→ **Exercise aim**
Single out each line with the word "terminal" and copy it.

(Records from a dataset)
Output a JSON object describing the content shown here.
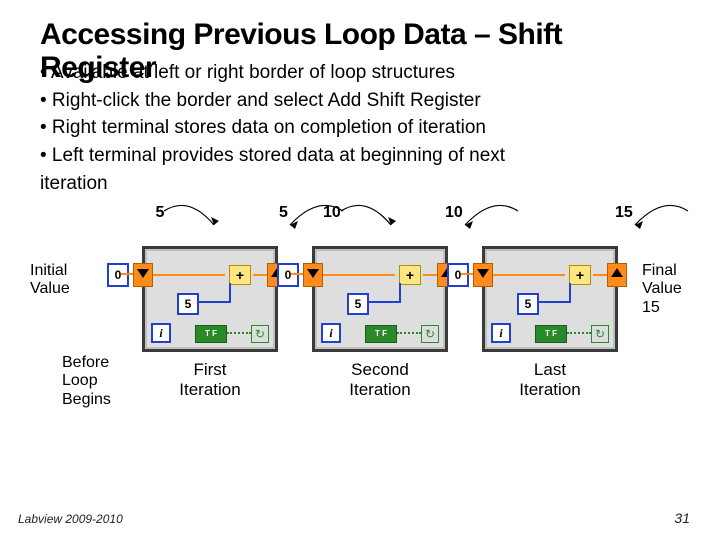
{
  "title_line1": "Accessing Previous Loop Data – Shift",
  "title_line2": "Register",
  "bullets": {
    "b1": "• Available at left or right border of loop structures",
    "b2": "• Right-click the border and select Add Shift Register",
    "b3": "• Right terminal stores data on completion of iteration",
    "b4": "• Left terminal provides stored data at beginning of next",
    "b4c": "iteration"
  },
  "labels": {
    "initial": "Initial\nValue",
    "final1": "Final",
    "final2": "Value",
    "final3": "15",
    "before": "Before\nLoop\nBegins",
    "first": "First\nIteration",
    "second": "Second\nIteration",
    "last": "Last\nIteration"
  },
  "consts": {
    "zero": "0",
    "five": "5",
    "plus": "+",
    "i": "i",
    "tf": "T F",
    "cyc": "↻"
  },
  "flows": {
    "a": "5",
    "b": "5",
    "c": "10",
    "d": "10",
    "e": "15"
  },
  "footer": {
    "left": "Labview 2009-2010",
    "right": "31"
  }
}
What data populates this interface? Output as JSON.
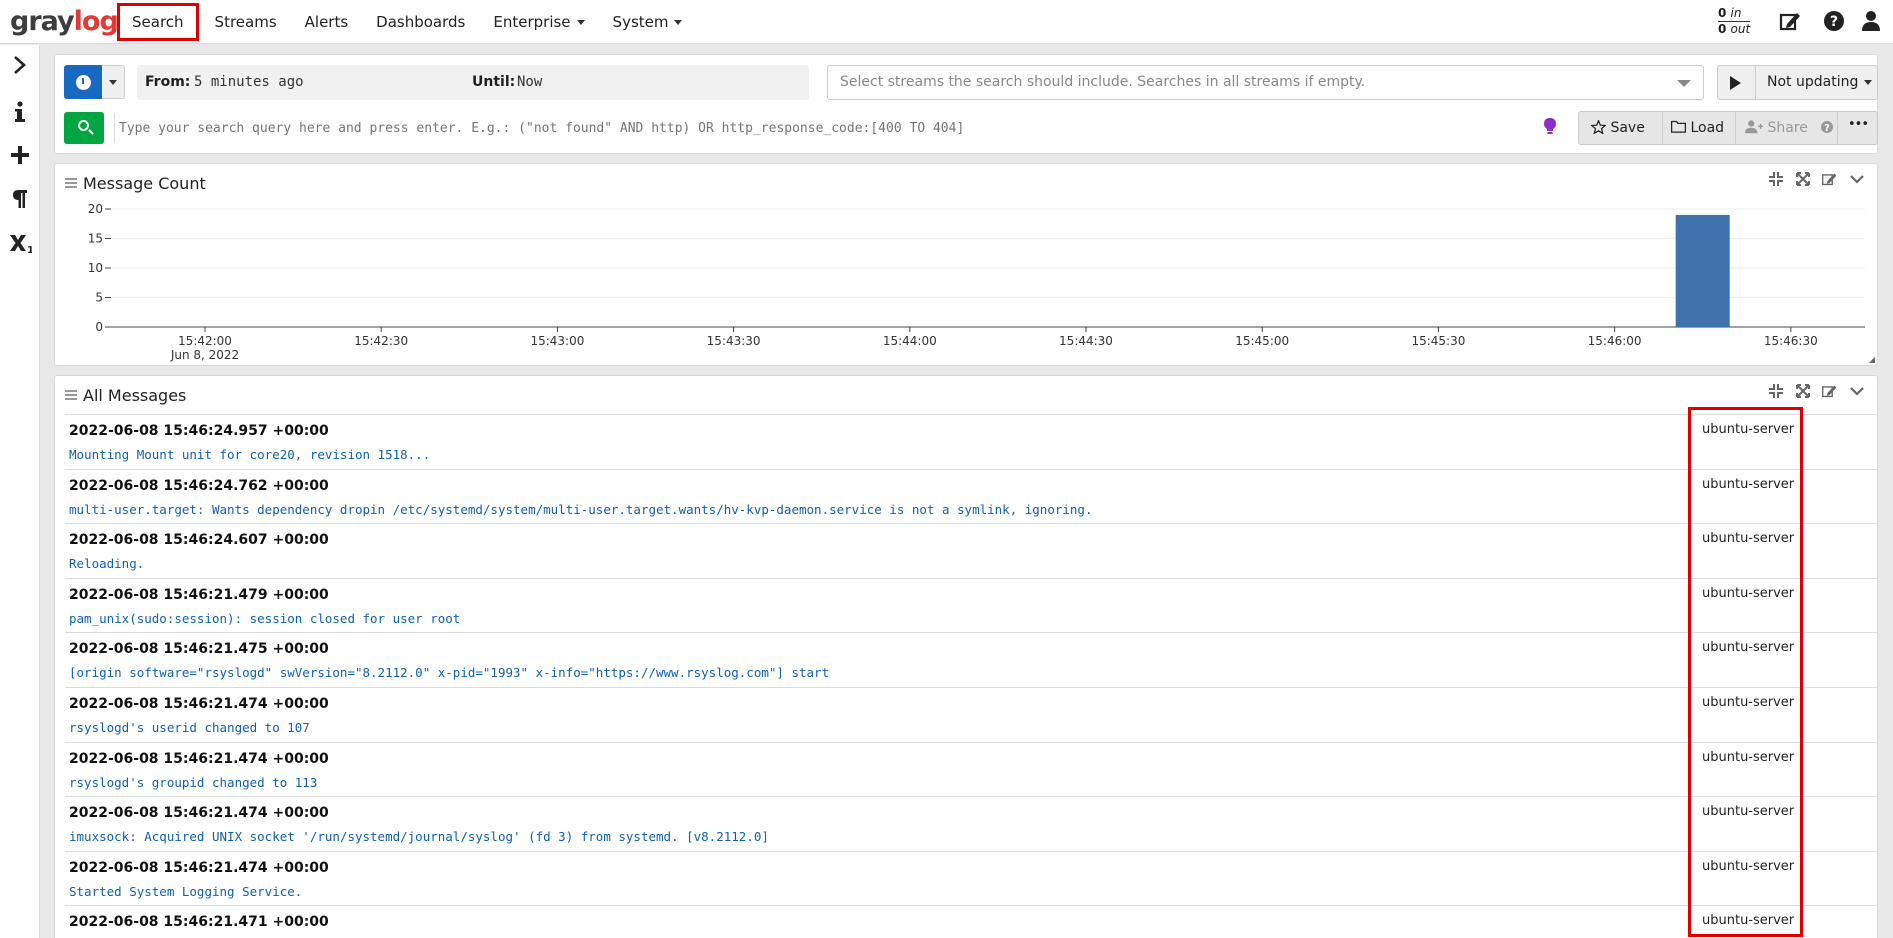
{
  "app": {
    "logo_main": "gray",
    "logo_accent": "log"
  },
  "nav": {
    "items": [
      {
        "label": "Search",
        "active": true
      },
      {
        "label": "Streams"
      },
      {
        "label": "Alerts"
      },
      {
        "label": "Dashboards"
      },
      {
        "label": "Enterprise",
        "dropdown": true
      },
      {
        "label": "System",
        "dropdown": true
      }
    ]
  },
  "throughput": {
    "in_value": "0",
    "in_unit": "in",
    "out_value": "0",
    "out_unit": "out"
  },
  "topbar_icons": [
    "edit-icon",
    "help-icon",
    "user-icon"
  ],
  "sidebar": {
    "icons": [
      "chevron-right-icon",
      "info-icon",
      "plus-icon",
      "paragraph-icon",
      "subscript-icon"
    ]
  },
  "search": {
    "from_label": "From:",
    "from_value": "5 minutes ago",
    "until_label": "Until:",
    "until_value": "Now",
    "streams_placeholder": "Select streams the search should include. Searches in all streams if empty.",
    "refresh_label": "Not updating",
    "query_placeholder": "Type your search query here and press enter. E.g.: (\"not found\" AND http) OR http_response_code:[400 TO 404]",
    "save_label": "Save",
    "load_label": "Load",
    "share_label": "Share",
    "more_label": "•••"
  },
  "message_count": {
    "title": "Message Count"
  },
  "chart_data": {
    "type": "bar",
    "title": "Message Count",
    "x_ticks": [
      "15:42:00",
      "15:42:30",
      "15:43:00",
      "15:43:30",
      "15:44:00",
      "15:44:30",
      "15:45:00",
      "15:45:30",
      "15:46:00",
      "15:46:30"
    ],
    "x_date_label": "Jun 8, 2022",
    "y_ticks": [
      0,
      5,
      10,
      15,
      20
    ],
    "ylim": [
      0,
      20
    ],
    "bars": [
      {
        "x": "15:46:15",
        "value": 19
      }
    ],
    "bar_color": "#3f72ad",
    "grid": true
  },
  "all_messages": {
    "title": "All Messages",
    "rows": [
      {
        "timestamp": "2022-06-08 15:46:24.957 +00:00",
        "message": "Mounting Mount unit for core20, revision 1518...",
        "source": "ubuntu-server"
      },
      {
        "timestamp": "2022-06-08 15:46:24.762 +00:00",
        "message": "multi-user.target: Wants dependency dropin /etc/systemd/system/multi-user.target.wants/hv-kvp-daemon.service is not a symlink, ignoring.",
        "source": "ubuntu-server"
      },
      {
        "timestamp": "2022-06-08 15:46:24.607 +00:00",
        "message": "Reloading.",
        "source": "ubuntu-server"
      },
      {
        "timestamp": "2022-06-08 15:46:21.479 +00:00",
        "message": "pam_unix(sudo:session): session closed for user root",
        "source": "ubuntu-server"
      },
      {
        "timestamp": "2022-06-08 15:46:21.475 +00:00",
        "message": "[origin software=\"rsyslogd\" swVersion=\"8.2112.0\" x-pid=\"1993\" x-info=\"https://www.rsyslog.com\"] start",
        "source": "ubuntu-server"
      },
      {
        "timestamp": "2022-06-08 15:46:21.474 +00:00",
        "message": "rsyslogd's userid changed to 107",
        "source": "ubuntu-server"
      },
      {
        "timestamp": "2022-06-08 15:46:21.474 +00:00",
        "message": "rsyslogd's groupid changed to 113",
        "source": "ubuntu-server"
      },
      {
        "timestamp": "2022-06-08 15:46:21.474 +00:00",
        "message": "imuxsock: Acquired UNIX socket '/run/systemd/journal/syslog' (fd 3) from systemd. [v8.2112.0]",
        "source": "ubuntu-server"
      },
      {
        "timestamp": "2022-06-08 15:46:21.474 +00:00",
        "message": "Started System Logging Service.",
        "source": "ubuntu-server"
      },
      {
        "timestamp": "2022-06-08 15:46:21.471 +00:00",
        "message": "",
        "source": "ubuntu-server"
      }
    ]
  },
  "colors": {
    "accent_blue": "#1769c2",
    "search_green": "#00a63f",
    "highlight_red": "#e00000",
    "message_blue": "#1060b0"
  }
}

→ **Written answer**
    "b3": "• Right terminal stores data on completion of iteration",
    "b4": "• Left terminal provides stored data at beginning of next",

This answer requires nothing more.